Task objective — Look through the material below. Copy each line that contains the string "shown".
BEGIN Supplied material
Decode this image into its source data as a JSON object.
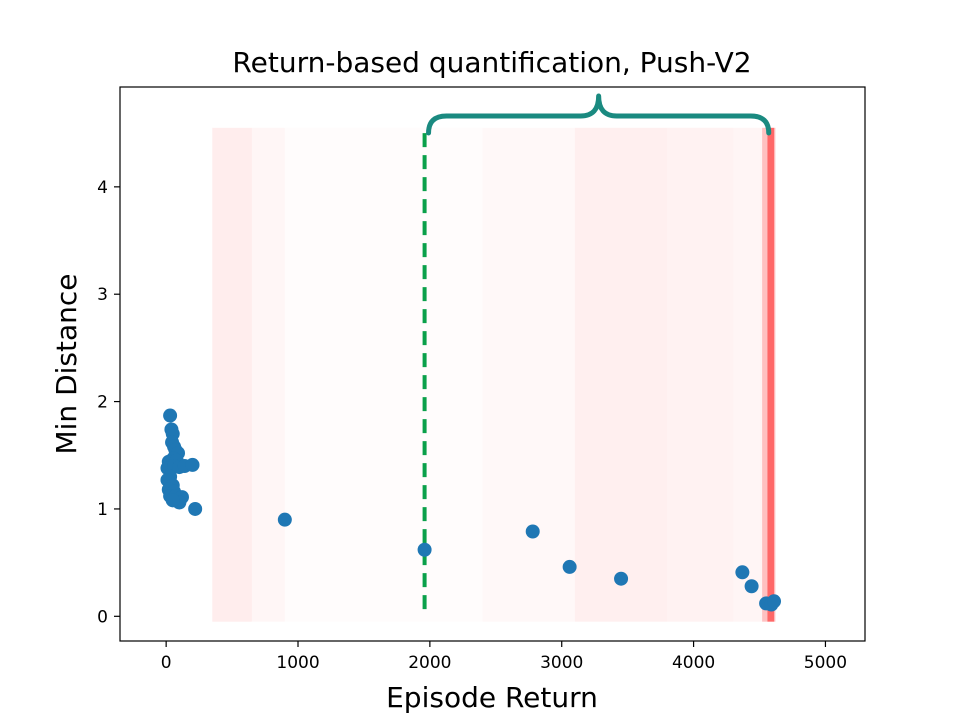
{
  "chart_data": {
    "type": "scatter",
    "title": "Return-based quantification, Push-V2",
    "xlabel": "Episode Return",
    "ylabel": "Min Distance",
    "xlim": [
      -350,
      5300
    ],
    "ylim": [
      -0.23,
      4.93
    ],
    "xticks": [
      0,
      1000,
      2000,
      3000,
      4000,
      5000
    ],
    "yticks": [
      0,
      1,
      2,
      3,
      4
    ],
    "grid": false,
    "point_color": "#1f77b4",
    "threshold_line": {
      "x": 1960,
      "color": "#0aa04a",
      "style": "dashed",
      "y_range": [
        0.05,
        4.5
      ]
    },
    "brace": {
      "x_range": [
        1990,
        4570
      ],
      "color": "#1a8a80"
    },
    "density_band": {
      "color": "#ff4d4d",
      "x_range": [
        350,
        4620
      ],
      "y_range": [
        -0.05,
        4.55
      ],
      "segments": [
        {
          "x": [
            350,
            650
          ],
          "alpha": 0.1
        },
        {
          "x": [
            650,
            900
          ],
          "alpha": 0.05
        },
        {
          "x": [
            900,
            1400
          ],
          "alpha": 0.02
        },
        {
          "x": [
            1400,
            2000
          ],
          "alpha": 0.015
        },
        {
          "x": [
            2000,
            2400
          ],
          "alpha": 0.02
        },
        {
          "x": [
            2400,
            3100
          ],
          "alpha": 0.04
        },
        {
          "x": [
            3100,
            3800
          ],
          "alpha": 0.09
        },
        {
          "x": [
            3800,
            4300
          ],
          "alpha": 0.07
        },
        {
          "x": [
            4300,
            4520
          ],
          "alpha": 0.06
        },
        {
          "x": [
            4520,
            4560
          ],
          "alpha": 0.35
        },
        {
          "x": [
            4560,
            4610
          ],
          "alpha": 0.85
        },
        {
          "x": [
            4610,
            4620
          ],
          "alpha": 0.4
        }
      ]
    },
    "points": [
      {
        "x": 30,
        "y": 1.87
      },
      {
        "x": 40,
        "y": 1.74
      },
      {
        "x": 50,
        "y": 1.7
      },
      {
        "x": 45,
        "y": 1.62
      },
      {
        "x": 60,
        "y": 1.58
      },
      {
        "x": 70,
        "y": 1.55
      },
      {
        "x": 90,
        "y": 1.52
      },
      {
        "x": 55,
        "y": 1.47
      },
      {
        "x": 20,
        "y": 1.44
      },
      {
        "x": 80,
        "y": 1.45
      },
      {
        "x": 10,
        "y": 1.38
      },
      {
        "x": 60,
        "y": 1.4
      },
      {
        "x": 100,
        "y": 1.39
      },
      {
        "x": 140,
        "y": 1.4
      },
      {
        "x": 200,
        "y": 1.41
      },
      {
        "x": 30,
        "y": 1.3
      },
      {
        "x": 10,
        "y": 1.27
      },
      {
        "x": 50,
        "y": 1.22
      },
      {
        "x": 20,
        "y": 1.18
      },
      {
        "x": 60,
        "y": 1.16
      },
      {
        "x": 30,
        "y": 1.12
      },
      {
        "x": 70,
        "y": 1.12
      },
      {
        "x": 120,
        "y": 1.11
      },
      {
        "x": 100,
        "y": 1.06
      },
      {
        "x": 50,
        "y": 1.08
      },
      {
        "x": 220,
        "y": 1.0
      },
      {
        "x": 900,
        "y": 0.9
      },
      {
        "x": 1960,
        "y": 0.62
      },
      {
        "x": 2780,
        "y": 0.79
      },
      {
        "x": 3060,
        "y": 0.46
      },
      {
        "x": 3450,
        "y": 0.35
      },
      {
        "x": 4370,
        "y": 0.41
      },
      {
        "x": 4440,
        "y": 0.28
      },
      {
        "x": 4550,
        "y": 0.12
      },
      {
        "x": 4590,
        "y": 0.11
      },
      {
        "x": 4610,
        "y": 0.14
      }
    ]
  }
}
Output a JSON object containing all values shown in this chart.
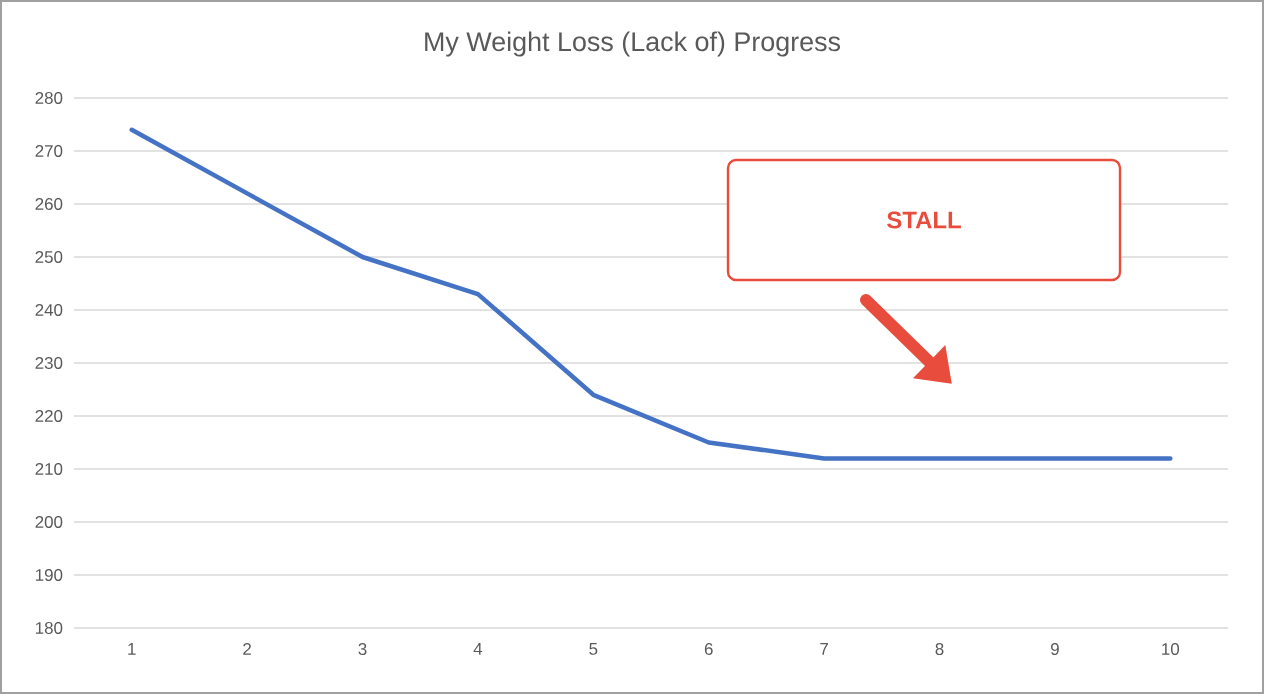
{
  "chart_data": {
    "type": "line",
    "title": "My Weight Loss (Lack of) Progress",
    "categories": [
      "1",
      "2",
      "3",
      "4",
      "5",
      "6",
      "7",
      "8",
      "9",
      "10"
    ],
    "series": [
      {
        "color": "#4472c4",
        "values": [
          274,
          262,
          250,
          243,
          224,
          215,
          212,
          212,
          212,
          212
        ]
      }
    ],
    "ylim": [
      180,
      280
    ],
    "yticks": [
      180,
      190,
      200,
      210,
      220,
      230,
      240,
      250,
      260,
      270,
      280
    ],
    "grid": "y",
    "marker": "none",
    "line_style": "solid",
    "annotations": [
      "STALL"
    ]
  }
}
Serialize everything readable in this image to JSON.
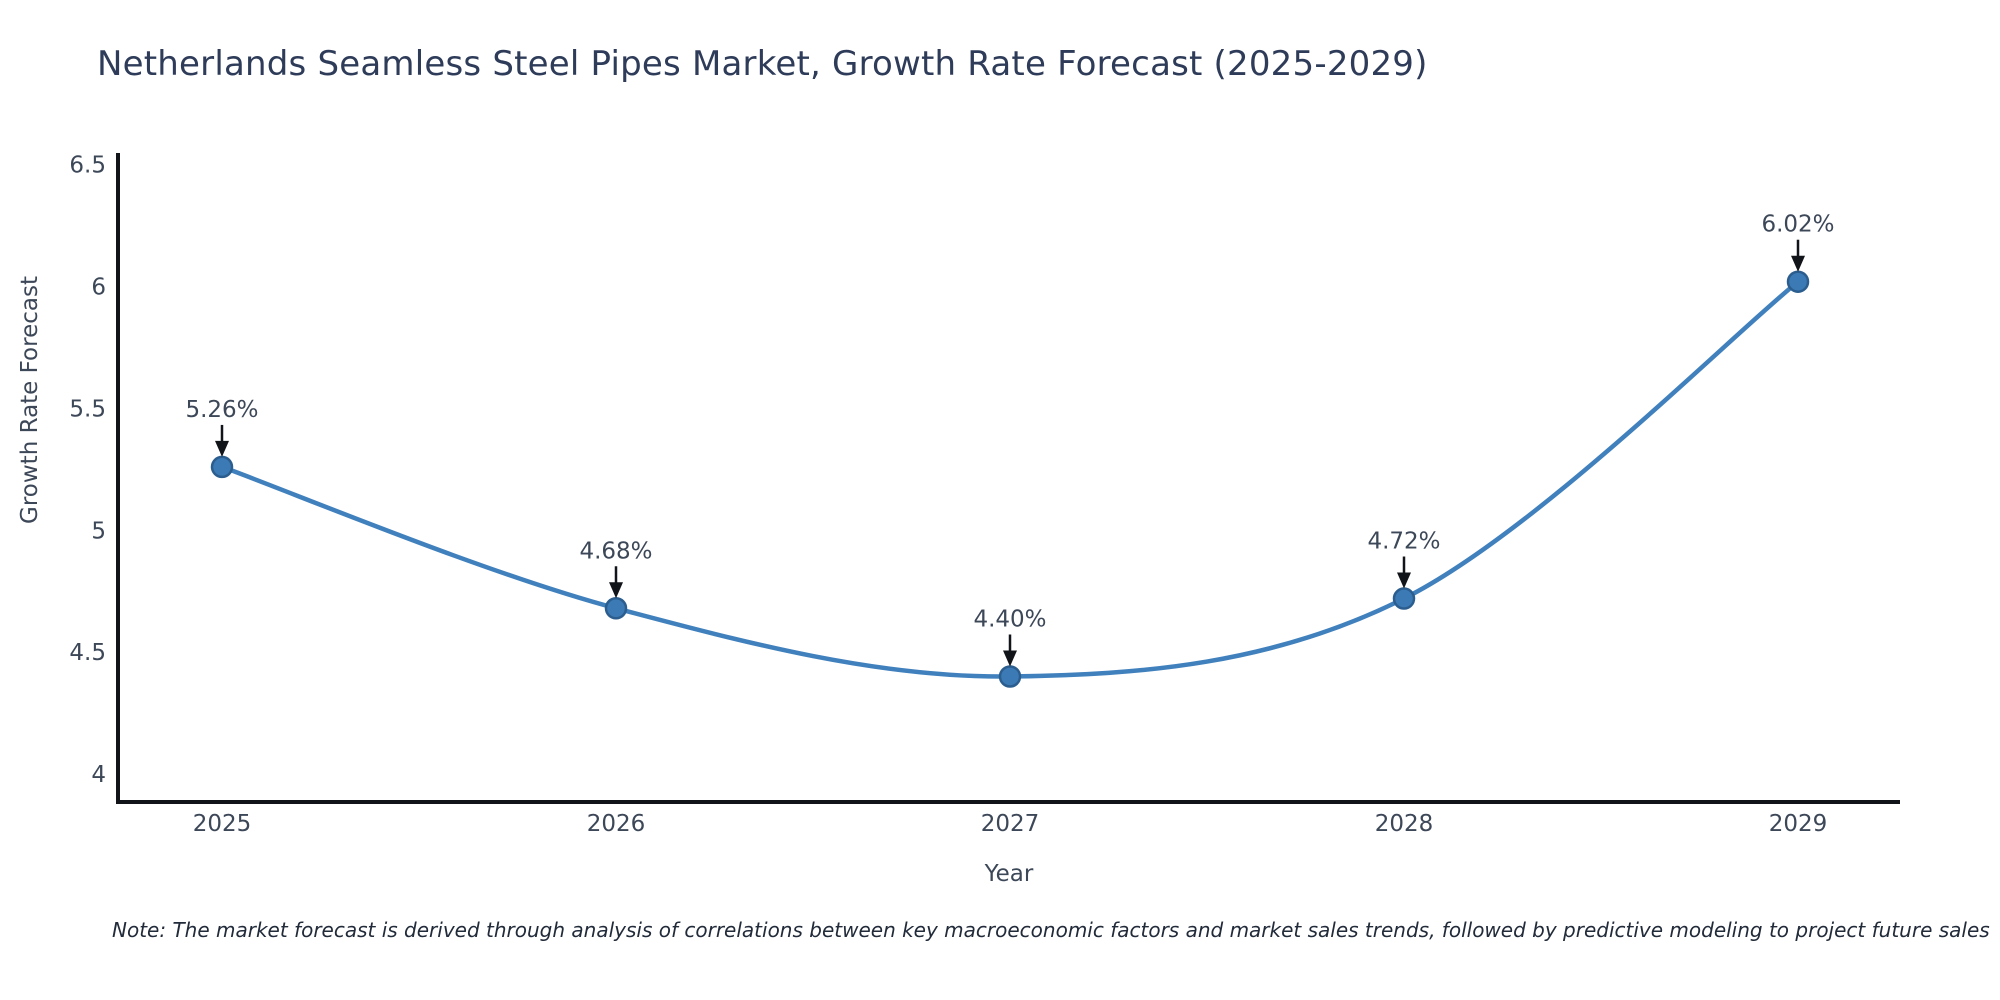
{
  "title": "Netherlands Seamless Steel Pipes Market, Growth Rate Forecast (2025-2029)",
  "note": "Note: The market forecast is derived through analysis of correlations between key macroeconomic factors and market sales trends, followed by predictive modeling to project future sales",
  "colors": {
    "background": "#ffffff",
    "axis": "#111418",
    "text": "#3c4758",
    "title_text": "#2e3c59",
    "note_text": "#222b3a",
    "line": "#4080bd",
    "marker_fill": "#3c7ab6",
    "marker_edge": "#2b5e8e",
    "annotation_arrow": "#111418"
  },
  "chart_data": {
    "type": "line",
    "title": "Netherlands Seamless Steel Pipes Market, Growth Rate Forecast (2025-2029)",
    "x": [
      2025,
      2026,
      2027,
      2028,
      2029
    ],
    "values": [
      5.26,
      4.68,
      4.4,
      4.72,
      6.02
    ],
    "point_labels": [
      "5.26%",
      "4.68%",
      "4.40%",
      "4.72%",
      "6.02%"
    ],
    "series_name": "Growth Rate Forecast",
    "xlabel": "Year",
    "ylabel": "Growth Rate Forecast",
    "ylim": [
      3.885,
      6.54
    ],
    "yticks": [
      4,
      4.5,
      5,
      5.5,
      6,
      6.5
    ],
    "ytick_labels": [
      "4",
      "4.5",
      "5",
      "5.5",
      "6",
      "6.5"
    ],
    "xtick_labels": [
      "2025",
      "2026",
      "2027",
      "2028",
      "2029"
    ],
    "grid": false,
    "legend": "none",
    "line_shape": "spline",
    "marker": "circle"
  }
}
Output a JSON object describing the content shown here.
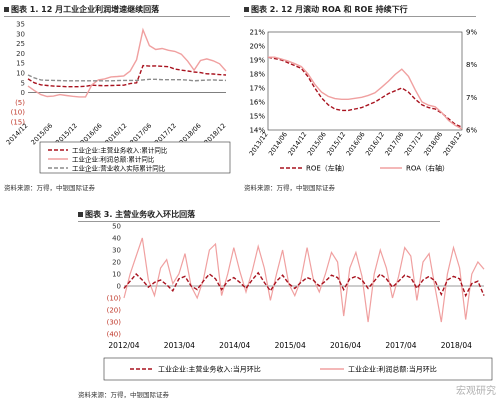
{
  "header": {
    "title1": "图表 1. 12 月工业企业利润增速继续回落",
    "title2": "图表 2. 12 月滚动 ROA 和 ROE 持续下行",
    "title3": "图表 3. 主营业务收入环比回落"
  },
  "footer": {
    "source1": "资料来源：万得，中银国际证券",
    "source2": "资料来源：万得，中银国际证券",
    "source3": "资料来源：万得，中银国际证券"
  },
  "watermark": "宏观研究",
  "colors": {
    "dark_red": "#a8121e",
    "pink": "#f0a0a0",
    "gray": "#8c8c8c"
  },
  "chart_data": [
    {
      "type": "line",
      "title": "12 月工业企业利润增速继续回落",
      "x_ticks": [
        "2014/12",
        "2015/06",
        "2015/12",
        "2016/06",
        "2016/12",
        "2017/06",
        "2017/12",
        "2018/06",
        "2018/12"
      ],
      "ylim": [
        -15,
        35
      ],
      "y_ticks": [
        "35",
        "30",
        "25",
        "20",
        "15",
        "10",
        "5",
        "0",
        "(5)",
        "(10)",
        "(15)"
      ],
      "series": [
        {
          "name": "工业企业:主营业务收入:累计同比",
          "style": "dashed",
          "color": "#a8121e",
          "values": [
            7.0,
            5.0,
            4.0,
            3.6,
            3.3,
            3.2,
            3.0,
            3.0,
            3.0,
            3.2,
            3.8,
            3.6,
            3.5,
            3.6,
            3.7,
            3.8,
            4.6,
            5.0,
            13.8,
            13.5,
            13.6,
            13.4,
            13.2,
            12.0,
            11.5,
            11.0,
            10.5,
            10.2,
            9.6,
            9.5,
            9.2,
            9.0
          ]
        },
        {
          "name": "工业企业:利润总额:累计同比",
          "style": "solid",
          "color": "#f0a0a0",
          "values": [
            3.3,
            1.0,
            -1.0,
            -2.0,
            -1.8,
            -1.0,
            -1.5,
            -1.9,
            -2.2,
            -2.2,
            4.0,
            6.5,
            7.0,
            8.0,
            8.2,
            8.5,
            11.0,
            16.8,
            32.0,
            24.0,
            22.0,
            22.5,
            21.6,
            21.0,
            19.6,
            16.0,
            11.5,
            16.4,
            17.2,
            16.2,
            14.7,
            11.0
          ]
        },
        {
          "name": "工业企业:营业收入实际累计同比",
          "style": "dashed",
          "color": "#8c8c8c",
          "values": [
            9.0,
            7.5,
            6.5,
            6.3,
            6.2,
            6.1,
            6.0,
            6.0,
            6.0,
            6.0,
            6.0,
            6.0,
            6.0,
            6.0,
            6.1,
            6.2,
            6.2,
            6.2,
            6.5,
            6.8,
            6.8,
            6.6,
            6.6,
            6.6,
            6.6,
            6.4,
            6.0,
            6.2,
            6.4,
            6.5,
            6.3,
            6.2
          ]
        }
      ]
    },
    {
      "type": "line",
      "title": "12 月滚动 ROA 和 ROE 持续下行",
      "x_ticks": [
        "2013/12",
        "2014/06",
        "2014/12",
        "2015/06",
        "2015/12",
        "2016/06",
        "2016/12",
        "2017/06",
        "2017/12",
        "2018/06",
        "2018/12"
      ],
      "ylim_left": [
        14,
        21
      ],
      "ylim_right": [
        6,
        9
      ],
      "y_ticks_left": [
        "21%",
        "20%",
        "19%",
        "18%",
        "17%",
        "16%",
        "15%",
        "14%"
      ],
      "y_ticks_right": [
        "9%",
        "8%",
        "7%",
        "6%"
      ],
      "series": [
        {
          "name": "ROE（左轴）",
          "axis": "left",
          "style": "dashed",
          "color": "#a8121e",
          "values": [
            19.2,
            19.1,
            19.0,
            18.8,
            18.6,
            18.4,
            17.8,
            17.0,
            16.3,
            15.8,
            15.5,
            15.4,
            15.4,
            15.5,
            15.6,
            15.8,
            16.0,
            16.3,
            16.6,
            16.8,
            17.0,
            16.7,
            16.2,
            15.8,
            15.6,
            15.5,
            15.2,
            14.8,
            14.4,
            14.2
          ]
        },
        {
          "name": "ROA（右轴）",
          "axis": "right",
          "style": "solid",
          "color": "#f0a0a0",
          "values": [
            8.23,
            8.23,
            8.17,
            8.11,
            8.03,
            7.94,
            7.71,
            7.4,
            7.16,
            7.03,
            6.96,
            6.94,
            6.94,
            6.97,
            7.0,
            7.06,
            7.14,
            7.31,
            7.49,
            7.7,
            7.86,
            7.64,
            7.23,
            6.86,
            6.76,
            6.71,
            6.53,
            6.29,
            6.14,
            6.03
          ]
        }
      ]
    },
    {
      "type": "line",
      "title": "主营业务收入环比回落",
      "x_ticks": [
        "2012/04",
        "2013/04",
        "2014/04",
        "2015/04",
        "2016/04",
        "2017/04",
        "2018/04"
      ],
      "ylim": [
        -40,
        50
      ],
      "y_ticks": [
        "50",
        "40",
        "30",
        "20",
        "10",
        "0",
        "(10)",
        "(20)",
        "(30)",
        "(40)"
      ],
      "series": [
        {
          "name": "工业企业:主营业务收入:当月环比",
          "style": "dashed",
          "color": "#a8121e",
          "values": [
            -2,
            4,
            10,
            5,
            -1,
            3,
            5,
            1,
            -4,
            6,
            8,
            0,
            -3,
            4,
            10,
            6,
            -3,
            4,
            7,
            3,
            -2,
            5,
            11,
            3,
            -4,
            4,
            9,
            2,
            -2,
            3,
            7,
            5,
            0,
            4,
            9,
            7,
            -3,
            6,
            8,
            5,
            -2,
            4,
            10,
            6,
            -1,
            4,
            9,
            7,
            -2,
            5,
            8,
            4,
            -7,
            5,
            8,
            6,
            -8,
            2,
            4,
            -8
          ]
        },
        {
          "name": "工业企业:利润总额:当月环比",
          "style": "solid",
          "color": "#f0a0a0",
          "values": [
            -10,
            10,
            25,
            40,
            5,
            -8,
            15,
            22,
            2,
            10,
            27,
            0,
            -10,
            5,
            30,
            35,
            -8,
            10,
            32,
            12,
            -5,
            12,
            33,
            15,
            -12,
            10,
            30,
            2,
            -8,
            5,
            32,
            6,
            -5,
            10,
            28,
            20,
            -25,
            15,
            28,
            8,
            -30,
            10,
            30,
            15,
            -10,
            8,
            32,
            25,
            -12,
            20,
            27,
            -2,
            -30,
            10,
            32,
            15,
            -28,
            10,
            20,
            14
          ]
        }
      ]
    }
  ]
}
END Supplied material
Task result —
Output a JSON object containing all values shown in this chart.
Output a JSON object describing the content shown here.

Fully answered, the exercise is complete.